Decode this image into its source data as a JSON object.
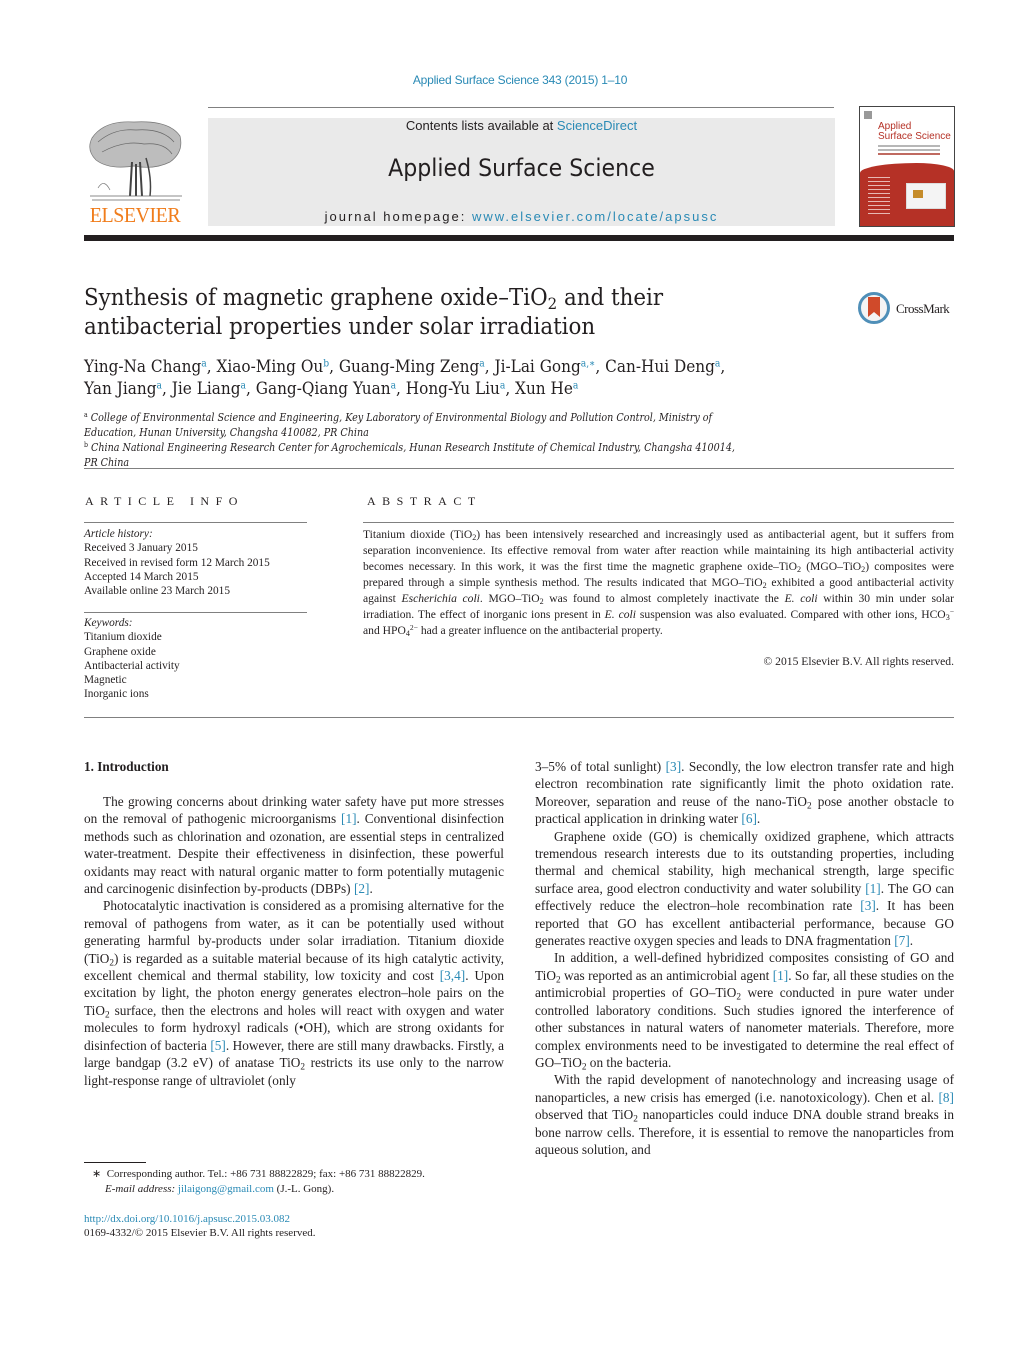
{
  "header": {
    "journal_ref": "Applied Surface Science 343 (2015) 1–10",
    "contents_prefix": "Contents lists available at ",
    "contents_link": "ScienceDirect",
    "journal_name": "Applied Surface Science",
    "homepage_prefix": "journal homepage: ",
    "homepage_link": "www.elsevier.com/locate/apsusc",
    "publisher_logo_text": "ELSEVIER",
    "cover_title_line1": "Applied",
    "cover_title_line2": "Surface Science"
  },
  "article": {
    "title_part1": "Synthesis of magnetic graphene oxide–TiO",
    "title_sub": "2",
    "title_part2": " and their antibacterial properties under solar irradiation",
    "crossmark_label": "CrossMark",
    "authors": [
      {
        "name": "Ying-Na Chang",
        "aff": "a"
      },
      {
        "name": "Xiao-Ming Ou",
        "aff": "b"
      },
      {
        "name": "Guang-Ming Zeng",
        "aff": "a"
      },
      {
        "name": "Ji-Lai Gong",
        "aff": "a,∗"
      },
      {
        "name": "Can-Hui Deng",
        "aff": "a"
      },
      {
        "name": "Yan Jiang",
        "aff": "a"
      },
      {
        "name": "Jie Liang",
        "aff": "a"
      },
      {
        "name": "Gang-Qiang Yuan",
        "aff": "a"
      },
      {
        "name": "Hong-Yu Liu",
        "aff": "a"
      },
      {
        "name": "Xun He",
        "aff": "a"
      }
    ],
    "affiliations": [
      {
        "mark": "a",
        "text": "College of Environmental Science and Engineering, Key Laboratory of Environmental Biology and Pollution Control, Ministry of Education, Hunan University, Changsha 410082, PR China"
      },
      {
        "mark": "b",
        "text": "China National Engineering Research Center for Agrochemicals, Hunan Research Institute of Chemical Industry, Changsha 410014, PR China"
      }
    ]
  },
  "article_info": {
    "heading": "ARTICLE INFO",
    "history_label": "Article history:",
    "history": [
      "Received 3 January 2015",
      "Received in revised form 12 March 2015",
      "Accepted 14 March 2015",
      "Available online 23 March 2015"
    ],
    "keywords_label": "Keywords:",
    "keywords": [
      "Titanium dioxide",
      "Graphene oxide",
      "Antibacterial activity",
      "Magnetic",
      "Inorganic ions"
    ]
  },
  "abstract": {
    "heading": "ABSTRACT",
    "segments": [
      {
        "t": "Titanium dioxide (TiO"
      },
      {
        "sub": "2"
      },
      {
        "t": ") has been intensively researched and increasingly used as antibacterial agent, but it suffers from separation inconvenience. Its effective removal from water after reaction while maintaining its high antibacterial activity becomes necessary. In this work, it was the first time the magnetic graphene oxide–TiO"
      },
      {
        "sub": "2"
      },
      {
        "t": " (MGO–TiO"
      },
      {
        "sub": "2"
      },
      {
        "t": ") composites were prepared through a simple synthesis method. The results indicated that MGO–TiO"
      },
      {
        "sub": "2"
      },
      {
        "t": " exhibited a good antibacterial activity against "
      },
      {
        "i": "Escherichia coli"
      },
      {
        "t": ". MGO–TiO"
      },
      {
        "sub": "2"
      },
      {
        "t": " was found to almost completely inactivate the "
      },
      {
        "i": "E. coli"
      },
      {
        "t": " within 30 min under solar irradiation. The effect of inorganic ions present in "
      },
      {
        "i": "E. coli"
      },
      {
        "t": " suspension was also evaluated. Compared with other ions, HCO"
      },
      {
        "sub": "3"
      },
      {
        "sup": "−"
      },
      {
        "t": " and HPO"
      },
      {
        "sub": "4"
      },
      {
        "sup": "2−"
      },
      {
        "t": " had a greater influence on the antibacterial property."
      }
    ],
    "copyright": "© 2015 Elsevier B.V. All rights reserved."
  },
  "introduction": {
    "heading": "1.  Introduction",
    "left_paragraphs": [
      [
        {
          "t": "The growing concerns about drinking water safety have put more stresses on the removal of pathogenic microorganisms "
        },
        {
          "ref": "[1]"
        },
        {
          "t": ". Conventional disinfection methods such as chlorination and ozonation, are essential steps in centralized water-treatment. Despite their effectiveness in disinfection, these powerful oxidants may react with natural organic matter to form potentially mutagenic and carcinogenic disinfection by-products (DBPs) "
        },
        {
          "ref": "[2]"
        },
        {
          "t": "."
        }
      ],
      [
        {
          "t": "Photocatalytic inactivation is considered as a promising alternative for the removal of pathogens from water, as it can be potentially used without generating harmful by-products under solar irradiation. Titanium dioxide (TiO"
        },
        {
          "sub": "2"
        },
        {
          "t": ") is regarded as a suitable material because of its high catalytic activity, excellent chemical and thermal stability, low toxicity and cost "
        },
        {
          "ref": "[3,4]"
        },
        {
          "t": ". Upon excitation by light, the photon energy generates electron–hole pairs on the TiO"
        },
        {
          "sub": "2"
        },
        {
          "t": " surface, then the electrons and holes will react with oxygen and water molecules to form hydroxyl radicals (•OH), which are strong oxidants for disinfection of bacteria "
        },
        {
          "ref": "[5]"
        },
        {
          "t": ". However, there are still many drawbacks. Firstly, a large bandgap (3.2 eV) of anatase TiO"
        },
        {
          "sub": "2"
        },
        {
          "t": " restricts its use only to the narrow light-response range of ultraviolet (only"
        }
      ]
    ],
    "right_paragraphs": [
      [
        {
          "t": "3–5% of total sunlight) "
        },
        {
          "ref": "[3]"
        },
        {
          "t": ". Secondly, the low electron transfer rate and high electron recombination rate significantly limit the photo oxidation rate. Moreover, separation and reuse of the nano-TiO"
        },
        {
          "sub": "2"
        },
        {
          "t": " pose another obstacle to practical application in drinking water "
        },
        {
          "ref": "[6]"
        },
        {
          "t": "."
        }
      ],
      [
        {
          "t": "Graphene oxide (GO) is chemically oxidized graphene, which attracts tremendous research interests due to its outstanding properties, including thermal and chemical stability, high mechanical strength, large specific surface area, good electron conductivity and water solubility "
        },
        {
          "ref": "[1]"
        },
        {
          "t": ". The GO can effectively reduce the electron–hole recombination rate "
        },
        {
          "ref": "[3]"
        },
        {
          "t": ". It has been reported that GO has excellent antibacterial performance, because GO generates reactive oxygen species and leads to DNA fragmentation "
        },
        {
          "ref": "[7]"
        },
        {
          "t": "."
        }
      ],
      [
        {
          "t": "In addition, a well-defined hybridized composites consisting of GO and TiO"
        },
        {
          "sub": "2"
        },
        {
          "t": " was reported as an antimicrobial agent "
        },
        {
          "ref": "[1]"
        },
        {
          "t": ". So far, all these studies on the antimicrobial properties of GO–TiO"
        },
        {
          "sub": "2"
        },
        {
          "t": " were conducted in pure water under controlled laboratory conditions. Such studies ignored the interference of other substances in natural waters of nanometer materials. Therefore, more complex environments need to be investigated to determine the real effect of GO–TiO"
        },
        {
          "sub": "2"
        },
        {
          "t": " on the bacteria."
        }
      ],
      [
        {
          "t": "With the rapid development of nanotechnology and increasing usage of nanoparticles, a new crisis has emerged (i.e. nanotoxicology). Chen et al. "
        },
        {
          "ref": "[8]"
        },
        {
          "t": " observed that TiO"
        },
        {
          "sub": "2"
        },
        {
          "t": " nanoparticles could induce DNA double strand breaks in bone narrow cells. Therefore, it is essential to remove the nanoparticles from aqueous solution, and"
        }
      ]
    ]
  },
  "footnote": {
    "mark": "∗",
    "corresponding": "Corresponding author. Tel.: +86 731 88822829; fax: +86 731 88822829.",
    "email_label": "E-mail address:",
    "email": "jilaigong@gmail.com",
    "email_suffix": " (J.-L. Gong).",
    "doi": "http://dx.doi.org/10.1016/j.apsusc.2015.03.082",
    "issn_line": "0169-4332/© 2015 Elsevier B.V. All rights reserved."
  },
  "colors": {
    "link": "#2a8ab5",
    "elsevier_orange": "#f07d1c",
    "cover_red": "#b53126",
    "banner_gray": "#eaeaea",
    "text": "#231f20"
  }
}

• • •

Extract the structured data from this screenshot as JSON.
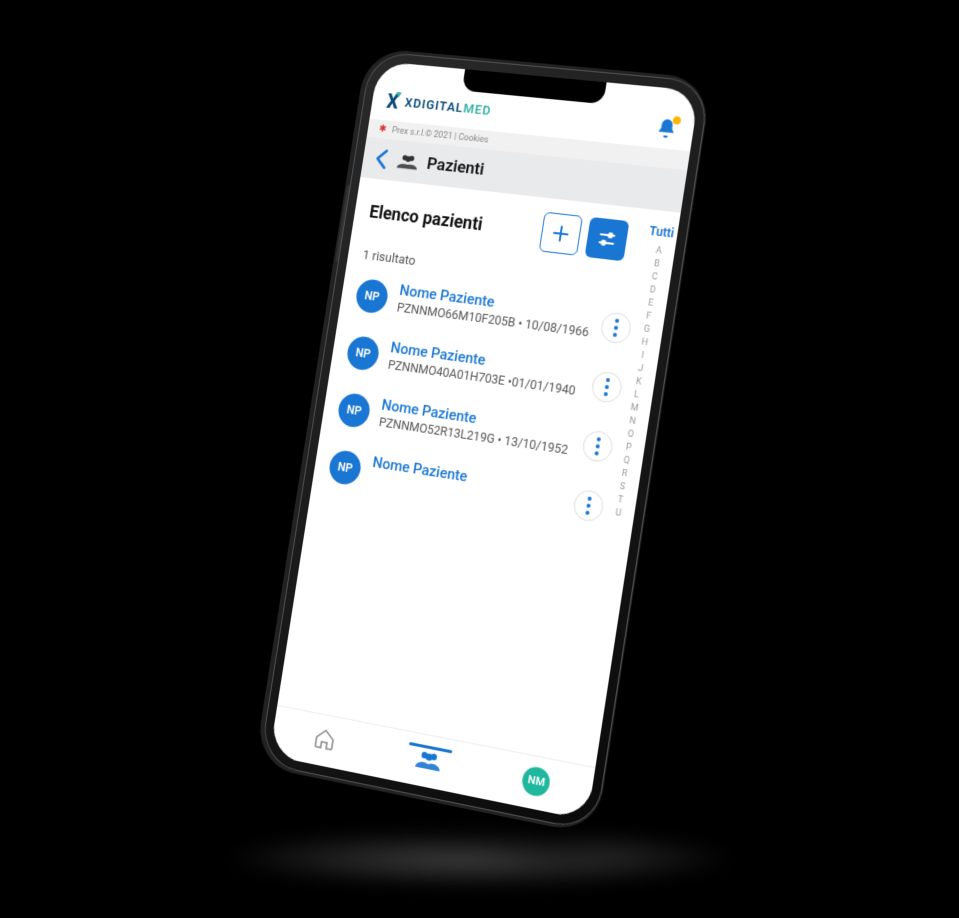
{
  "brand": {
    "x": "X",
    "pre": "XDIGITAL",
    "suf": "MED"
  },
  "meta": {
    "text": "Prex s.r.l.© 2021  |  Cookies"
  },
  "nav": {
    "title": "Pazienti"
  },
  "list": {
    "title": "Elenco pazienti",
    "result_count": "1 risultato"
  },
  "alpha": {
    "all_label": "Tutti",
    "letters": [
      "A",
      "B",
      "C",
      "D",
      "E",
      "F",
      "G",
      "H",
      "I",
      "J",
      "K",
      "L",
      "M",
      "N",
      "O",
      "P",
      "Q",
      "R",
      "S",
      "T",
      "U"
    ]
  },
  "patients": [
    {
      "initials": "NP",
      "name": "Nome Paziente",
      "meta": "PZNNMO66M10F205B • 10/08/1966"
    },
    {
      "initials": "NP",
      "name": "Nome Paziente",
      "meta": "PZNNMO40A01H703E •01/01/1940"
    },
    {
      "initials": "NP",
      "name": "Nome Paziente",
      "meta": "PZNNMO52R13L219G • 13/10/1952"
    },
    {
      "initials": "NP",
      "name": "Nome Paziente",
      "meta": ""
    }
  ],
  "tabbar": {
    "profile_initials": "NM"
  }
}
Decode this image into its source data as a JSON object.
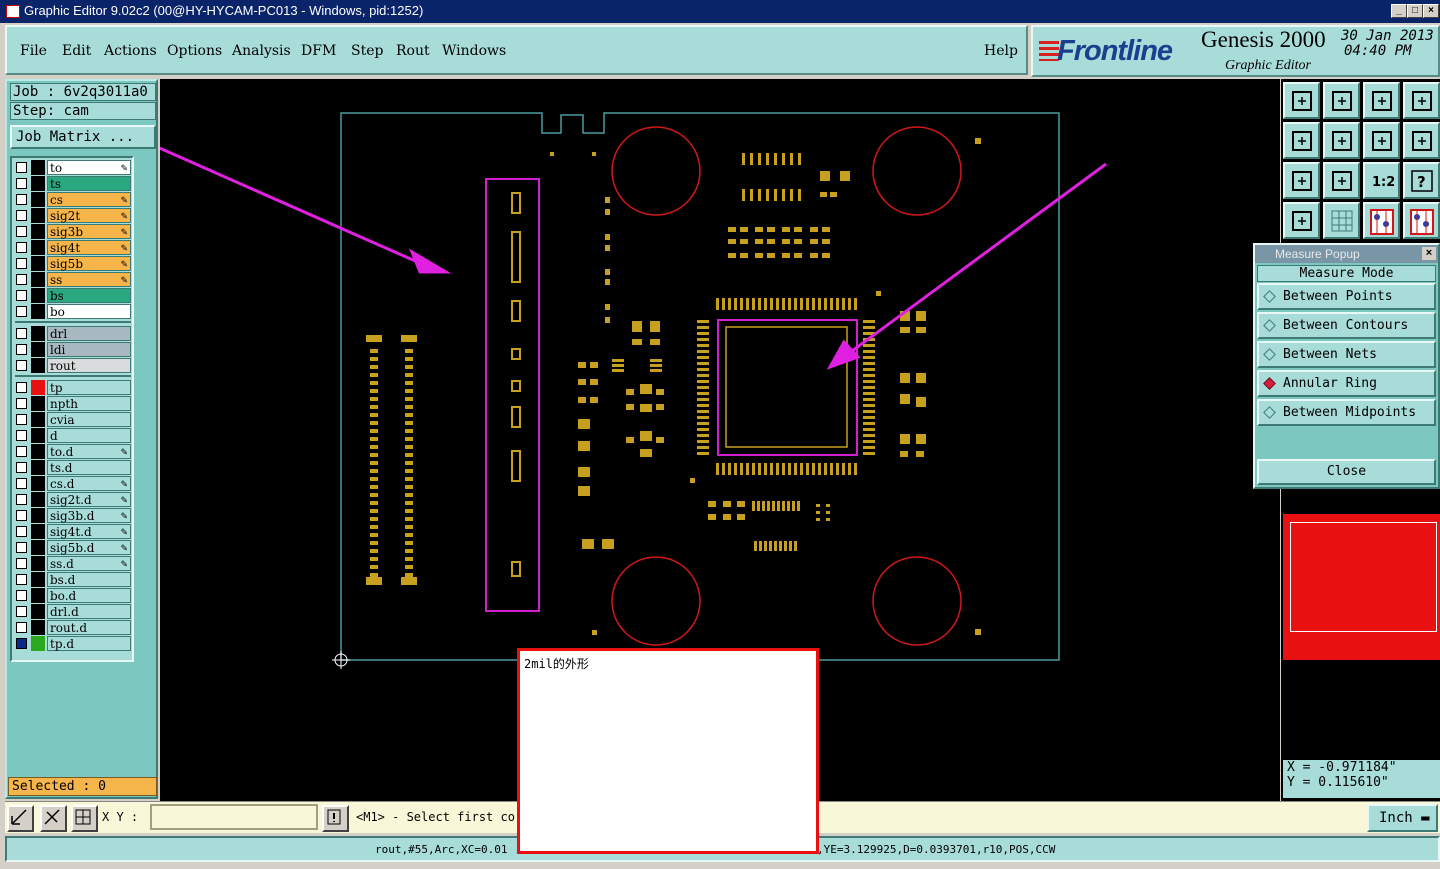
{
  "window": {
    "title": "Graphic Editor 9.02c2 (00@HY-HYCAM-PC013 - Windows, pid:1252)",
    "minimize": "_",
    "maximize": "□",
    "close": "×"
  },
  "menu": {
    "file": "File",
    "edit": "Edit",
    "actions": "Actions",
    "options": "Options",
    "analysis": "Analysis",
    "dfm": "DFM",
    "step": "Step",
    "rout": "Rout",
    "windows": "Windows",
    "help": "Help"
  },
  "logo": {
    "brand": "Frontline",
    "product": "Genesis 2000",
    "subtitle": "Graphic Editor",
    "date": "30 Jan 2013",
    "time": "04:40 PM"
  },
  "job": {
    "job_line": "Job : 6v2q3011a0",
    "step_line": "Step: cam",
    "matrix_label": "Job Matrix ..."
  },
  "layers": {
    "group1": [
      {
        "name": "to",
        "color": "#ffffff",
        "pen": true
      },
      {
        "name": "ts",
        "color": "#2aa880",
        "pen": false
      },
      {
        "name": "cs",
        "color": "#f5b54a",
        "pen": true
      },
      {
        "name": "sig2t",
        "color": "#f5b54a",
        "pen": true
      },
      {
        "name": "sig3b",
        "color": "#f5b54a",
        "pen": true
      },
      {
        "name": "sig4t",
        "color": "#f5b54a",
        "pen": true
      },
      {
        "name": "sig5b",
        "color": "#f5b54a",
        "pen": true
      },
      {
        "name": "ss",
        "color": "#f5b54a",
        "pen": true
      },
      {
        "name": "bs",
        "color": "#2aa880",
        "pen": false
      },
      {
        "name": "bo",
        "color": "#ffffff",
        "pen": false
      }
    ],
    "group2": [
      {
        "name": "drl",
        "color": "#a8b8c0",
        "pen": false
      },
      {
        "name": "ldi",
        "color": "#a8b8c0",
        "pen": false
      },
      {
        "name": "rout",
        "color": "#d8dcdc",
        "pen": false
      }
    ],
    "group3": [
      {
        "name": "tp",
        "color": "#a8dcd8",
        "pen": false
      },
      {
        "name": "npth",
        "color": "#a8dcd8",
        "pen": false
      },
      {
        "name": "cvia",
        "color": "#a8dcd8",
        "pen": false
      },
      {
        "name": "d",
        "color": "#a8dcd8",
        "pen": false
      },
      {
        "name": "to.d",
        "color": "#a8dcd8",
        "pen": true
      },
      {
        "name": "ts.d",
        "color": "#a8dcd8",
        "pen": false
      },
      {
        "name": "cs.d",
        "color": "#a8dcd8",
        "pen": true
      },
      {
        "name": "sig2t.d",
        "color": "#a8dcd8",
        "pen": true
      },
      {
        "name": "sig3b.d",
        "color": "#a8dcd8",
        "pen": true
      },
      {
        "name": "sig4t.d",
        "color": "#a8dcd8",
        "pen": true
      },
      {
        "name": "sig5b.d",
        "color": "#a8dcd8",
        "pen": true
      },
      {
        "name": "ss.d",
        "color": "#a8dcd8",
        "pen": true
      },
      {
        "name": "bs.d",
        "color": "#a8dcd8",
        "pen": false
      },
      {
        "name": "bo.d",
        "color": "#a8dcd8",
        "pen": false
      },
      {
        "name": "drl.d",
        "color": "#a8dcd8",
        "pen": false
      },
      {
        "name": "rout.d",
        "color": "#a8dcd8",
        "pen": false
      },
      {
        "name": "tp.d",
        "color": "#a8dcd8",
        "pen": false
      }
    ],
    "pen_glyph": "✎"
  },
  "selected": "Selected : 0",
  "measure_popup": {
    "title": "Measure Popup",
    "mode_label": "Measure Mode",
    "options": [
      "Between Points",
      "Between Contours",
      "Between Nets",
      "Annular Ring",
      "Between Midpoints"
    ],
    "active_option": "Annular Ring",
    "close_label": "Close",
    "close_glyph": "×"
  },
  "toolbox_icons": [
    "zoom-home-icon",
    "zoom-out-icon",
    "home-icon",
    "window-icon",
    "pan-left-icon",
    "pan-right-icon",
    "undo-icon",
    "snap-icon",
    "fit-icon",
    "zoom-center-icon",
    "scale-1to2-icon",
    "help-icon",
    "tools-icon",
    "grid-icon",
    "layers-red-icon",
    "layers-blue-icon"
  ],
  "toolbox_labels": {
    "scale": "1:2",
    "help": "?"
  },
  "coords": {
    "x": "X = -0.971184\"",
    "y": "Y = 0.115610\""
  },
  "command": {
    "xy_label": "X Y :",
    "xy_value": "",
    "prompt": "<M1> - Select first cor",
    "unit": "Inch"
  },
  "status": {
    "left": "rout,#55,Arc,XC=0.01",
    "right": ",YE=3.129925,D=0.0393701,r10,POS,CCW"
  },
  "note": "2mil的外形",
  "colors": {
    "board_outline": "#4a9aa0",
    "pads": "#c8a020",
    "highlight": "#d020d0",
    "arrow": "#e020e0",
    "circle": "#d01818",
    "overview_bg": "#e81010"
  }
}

• • •

- [REQUIRED ACTION]
Say how many lines of the data hold the string "nanoparticles", with no other words in your reply.

- [REPLY]
2